▶ **RECORDS SUPPLIED**
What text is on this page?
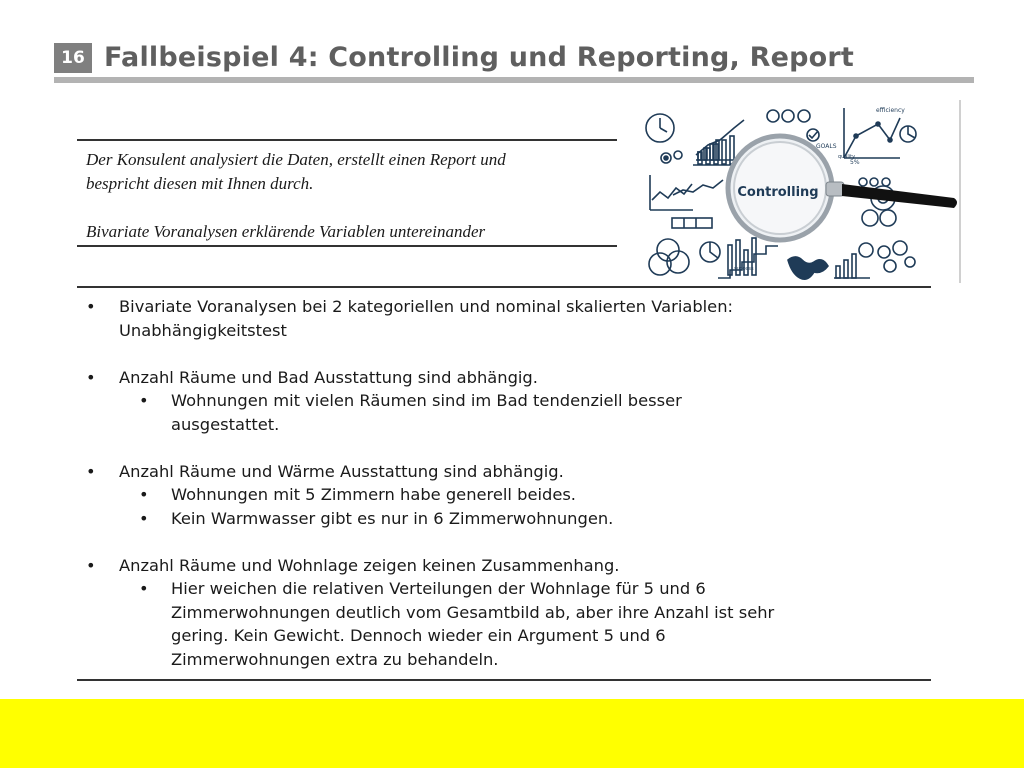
16 Fallbeispiel 4: Controlling und Reporting, Report

Der Konsulent analysiert die Daten, erstellt einen Report und

bespricht diesen mit Ihnen durch.

Bivariate Voranalysen erklärende Variablen untereinander

efficiency
GOALS
quality
5%
success
Controlling

• Bivariate Voranalysen bei 2 kategoriellen und nominal skalierten Variablen:
Unabhängigkeitstest

• Anzahl Räume und Bad Ausstattung sind abhängig.

• Wohnungen mit vielen Räumen sind im Bad tendenziell besser
ausgestattet.

• Anzahl Räume und Wärme Ausstattung sind abhängig.

• Wohnungen mit 5 Zimmern habe generell beides.

• Kein Warmwasser gibt es nur in 6 Zimmerwohnungen.

• Anzahl Räume und Wohnlage zeigen keinen Zusammenhang.

• Hier weichen die relativen Verteilungen der Wohnlage für 5 und 6
Zimmerwohnungen deutlich vom Gesamtbild ab, aber ihre Anzahl ist sehr
gering. Kein Gewicht. Dennoch wieder ein Argument 5 und 6
Zimmerwohnungen extra zu behandeln.
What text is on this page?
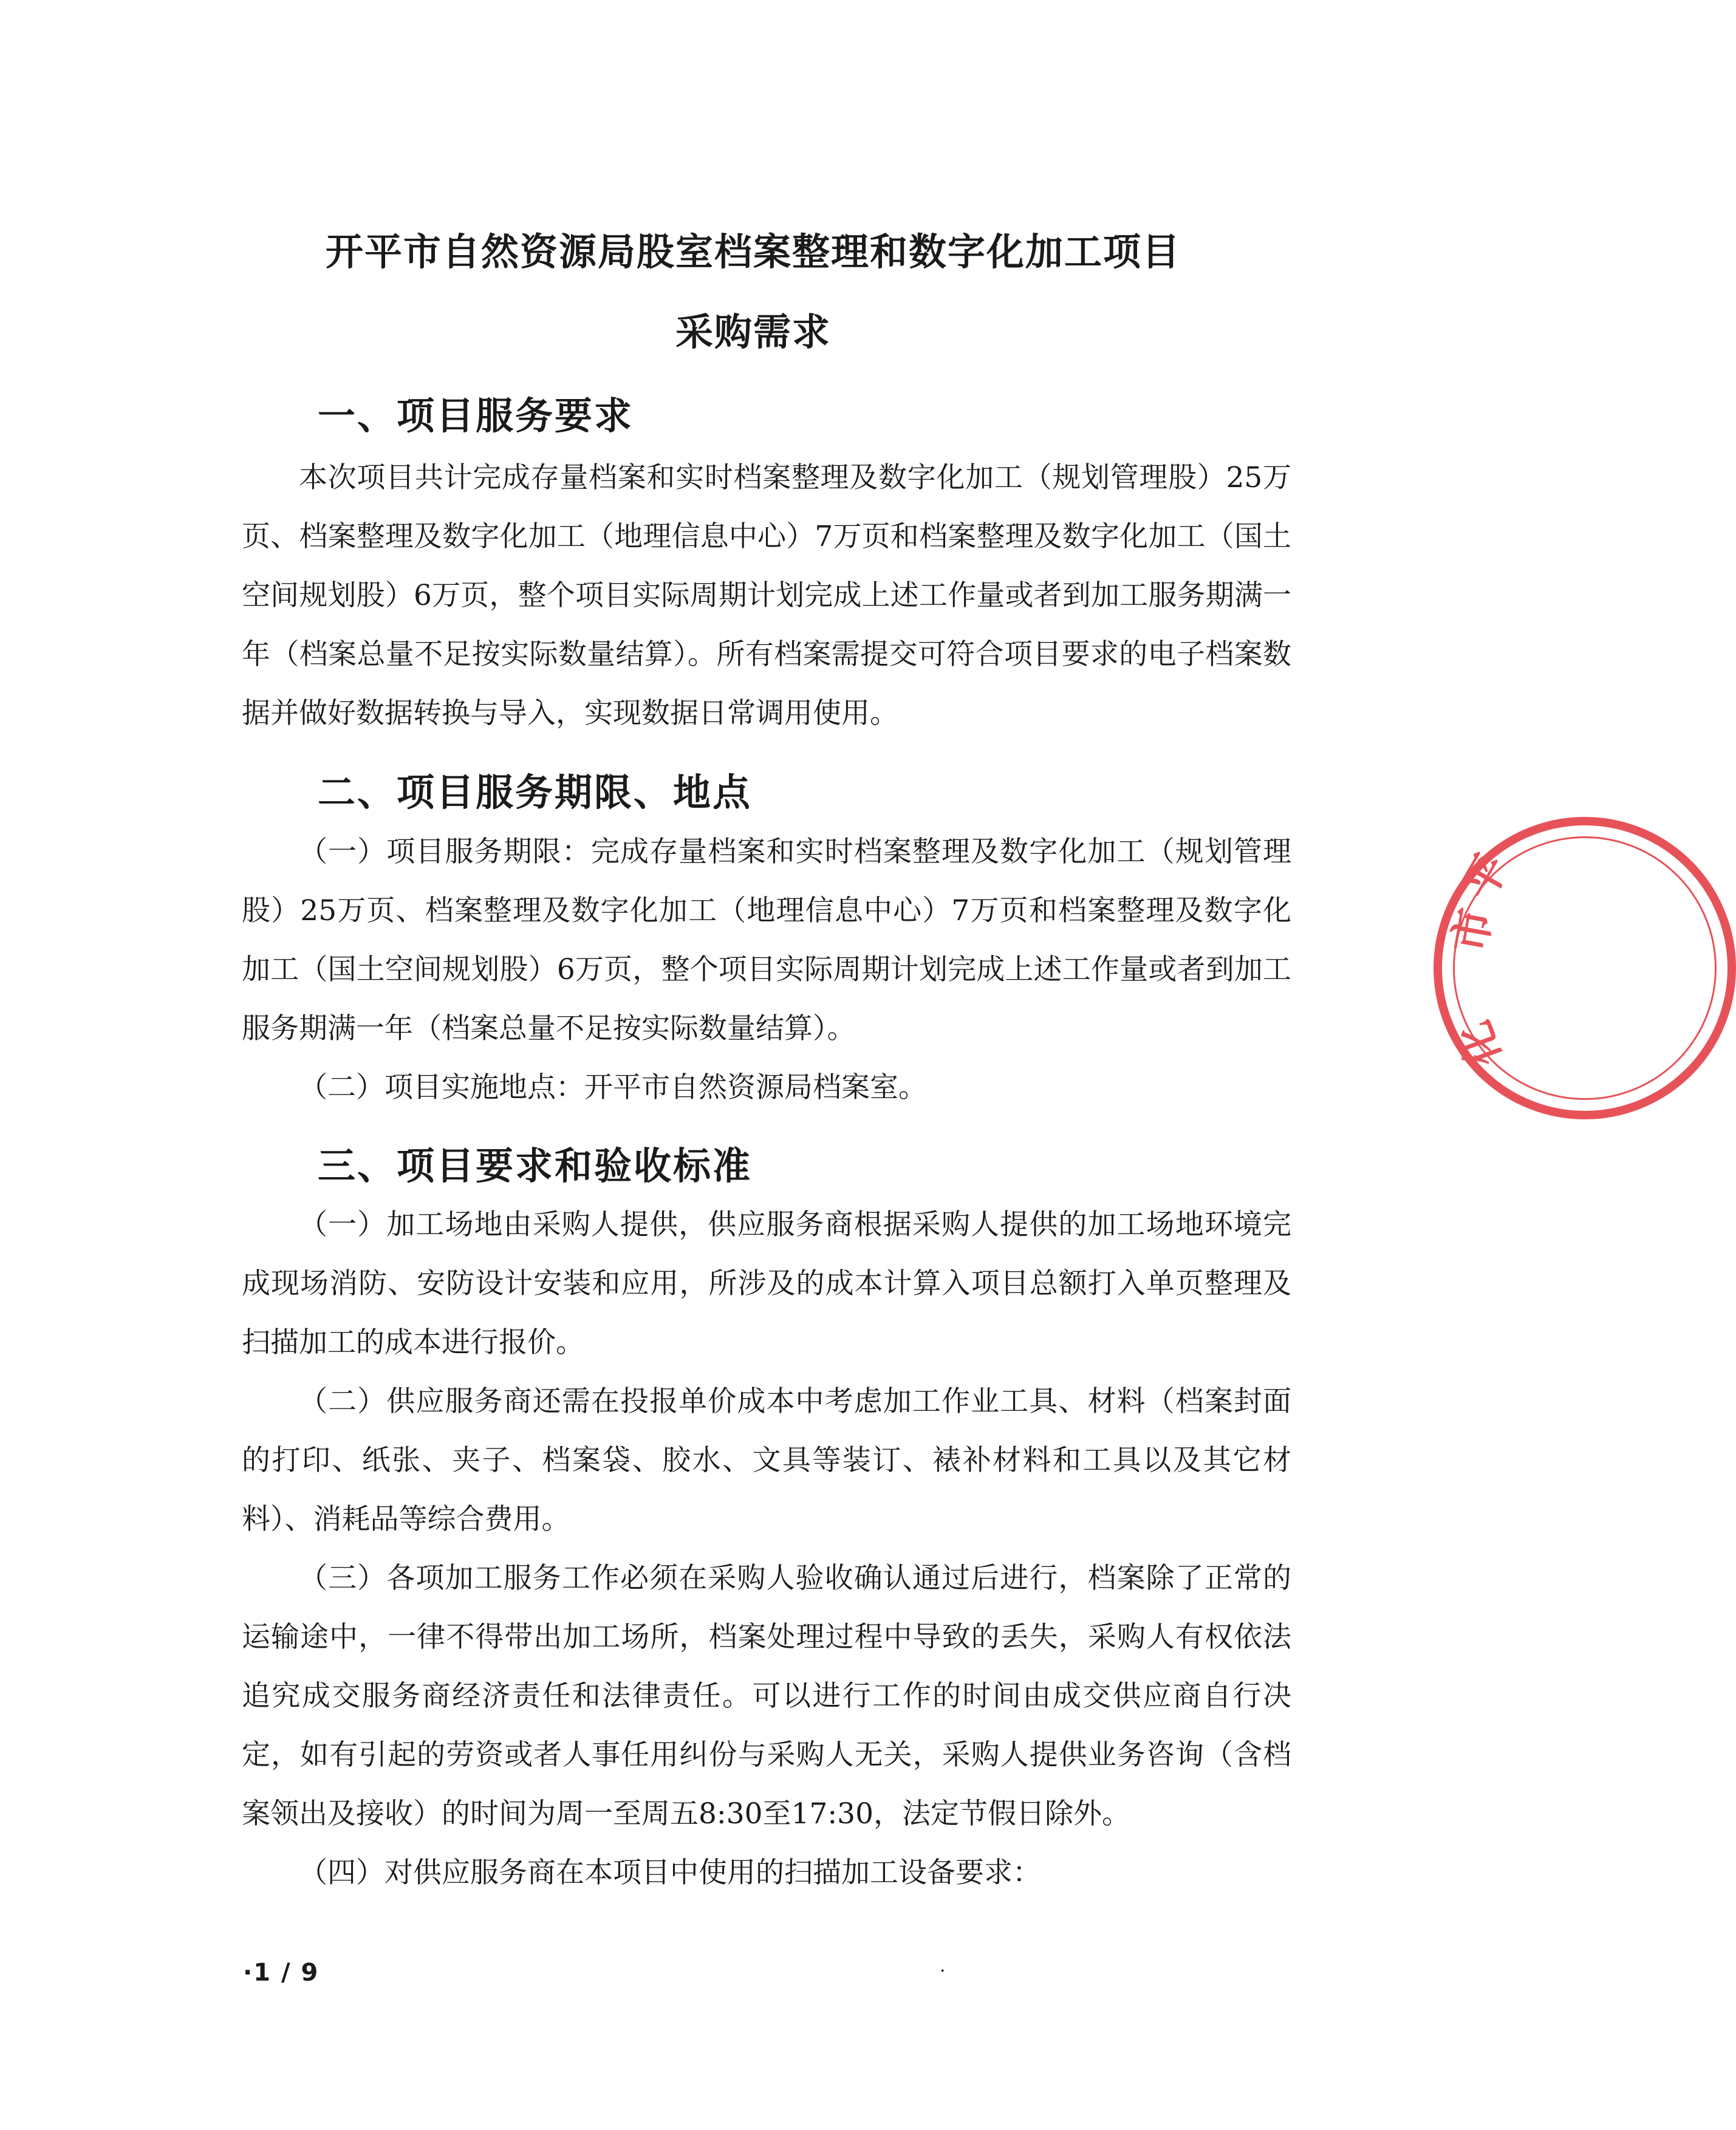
开平市自然资源局股室档案整理和数字化加工项目
采购需求
一、项目服务要求

本次项目共计完成存量档案和实时档案整理及数字化加工（规划管理股）25万页、档案整理及数字化加工（地理信息中心）7万页和档案整理及数字化加工（国土空间规划股）6万页，整个项目实际周期计划完成上述工作量或者到加工服务期满一年（档案总量不足按实际数量结算）。所有档案需提交可符合项目要求的电子档案数据并做好数据转换与导入，实现数据日常调用使用。

二、项目服务期限、地点

（一）项目服务期限：完成存量档案和实时档案整理及数字化加工（规划管理股）25万页、档案整理及数字化加工（地理信息中心）7万页和档案整理及数字化加工（国土空间规划股）6万页，整个项目实际周期计划完成上述工作量或者到加工服务期满一年（档案总量不足按实际数量结算）。

（二）项目实施地点：开平市自然资源局档案室。

三、项目要求和验收标准

（一）加工场地由采购人提供，供应服务商根据采购人提供的加工场地环境完成现场消防、安防设计安装和应用，所涉及的成本计算入项目总额打入单页整理及扫描加工的成本进行报价。

（二）供应服务商还需在投报单价成本中考虑加工作业工具、材料（档案封面的打印、纸张、夹子、档案袋、胶水、文具等装订、裱补材料和工具以及其它材料）、消耗品等综合费用。

（三）各项加工服务工作必须在采购人验收确认通过后进行，档案除了正常的运输途中，一律不得带出加工场所，档案处理过程中导致的丢失，采购人有权依法追究成交服务商经济责任和法律责任。可以进行工作的时间由成交供应商自行决定，如有引起的劳资或者人事任用纠份与采购人无关，采购人提供业务咨询（含档案领出及接收）的时间为周一至周五8:30至17:30，法定节假日除外。

（四）对供应服务商在本项目中使用的扫描加工设备要求：

·1 / 9	·
平
市
化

▶ **DO THIS**
Reproduce each line exactly, please, except for any pictures.

▶ **REPLY**
What text is on this page?
16 Fallbeispiel 4: Controlling und Reporting, Report

Der Konsulent analysiert die Daten, erstellt einen Report und

bespricht diesen mit Ihnen durch.

Bivariate Voranalysen erklärende Variablen untereinander

efficiency
GOALS
quality
5%
success
Controlling

• Bivariate Voranalysen bei 2 kategoriellen und nominal skalierten Variablen:
Unabhängigkeitstest

• Anzahl Räume und Bad Ausstattung sind abhängig.

• Wohnungen mit vielen Räumen sind im Bad tendenziell besser
ausgestattet.

• Anzahl Räume und Wärme Ausstattung sind abhängig.

• Wohnungen mit 5 Zimmern habe generell beides.

• Kein Warmwasser gibt es nur in 6 Zimmerwohnungen.

• Anzahl Räume und Wohnlage zeigen keinen Zusammenhang.

• Hier weichen die relativen Verteilungen der Wohnlage für 5 und 6
Zimmerwohnungen deutlich vom Gesamtbild ab, aber ihre Anzahl ist sehr
gering. Kein Gewicht. Dennoch wieder ein Argument 5 und 6
Zimmerwohnungen extra zu behandeln.
What text is on this page?
开平市自然资源局股室档案整理和数字化加工项目
采购需求
一、项目服务要求

本次项目共计完成存量档案和实时档案整理及数字化加工（规划管理股）25万页、档案整理及数字化加工（地理信息中心）7万页和档案整理及数字化加工（国土空间规划股）6万页，整个项目实际周期计划完成上述工作量或者到加工服务期满一年（档案总量不足按实际数量结算）。所有档案需提交可符合项目要求的电子档案数据并做好数据转换与导入，实现数据日常调用使用。

二、项目服务期限、地点

（一）项目服务期限：完成存量档案和实时档案整理及数字化加工（规划管理股）25万页、档案整理及数字化加工（地理信息中心）7万页和档案整理及数字化加工（国土空间规划股）6万页，整个项目实际周期计划完成上述工作量或者到加工服务期满一年（档案总量不足按实际数量结算）。

（二）项目实施地点：开平市自然资源局档案室。

三、项目要求和验收标准

（一）加工场地由采购人提供，供应服务商根据采购人提供的加工场地环境完成现场消防、安防设计安装和应用，所涉及的成本计算入项目总额打入单页整理及扫描加工的成本进行报价。

（二）供应服务商还需在投报单价成本中考虑加工作业工具、材料（档案封面的打印、纸张、夹子、档案袋、胶水、文具等装订、裱补材料和工具以及其它材料）、消耗品等综合费用。

（三）各项加工服务工作必须在采购人验收确认通过后进行，档案除了正常的运输途中，一律不得带出加工场所，档案处理过程中导致的丢失，采购人有权依法追究成交服务商经济责任和法律责任。可以进行工作的时间由成交供应商自行决定，如有引起的劳资或者人事任用纠份与采购人无关，采购人提供业务咨询（含档案领出及接收）的时间为周一至周五8:30至17:30，法定节假日除外。

（四）对供应服务商在本项目中使用的扫描加工设备要求：

·1 / 9	·
平
市
化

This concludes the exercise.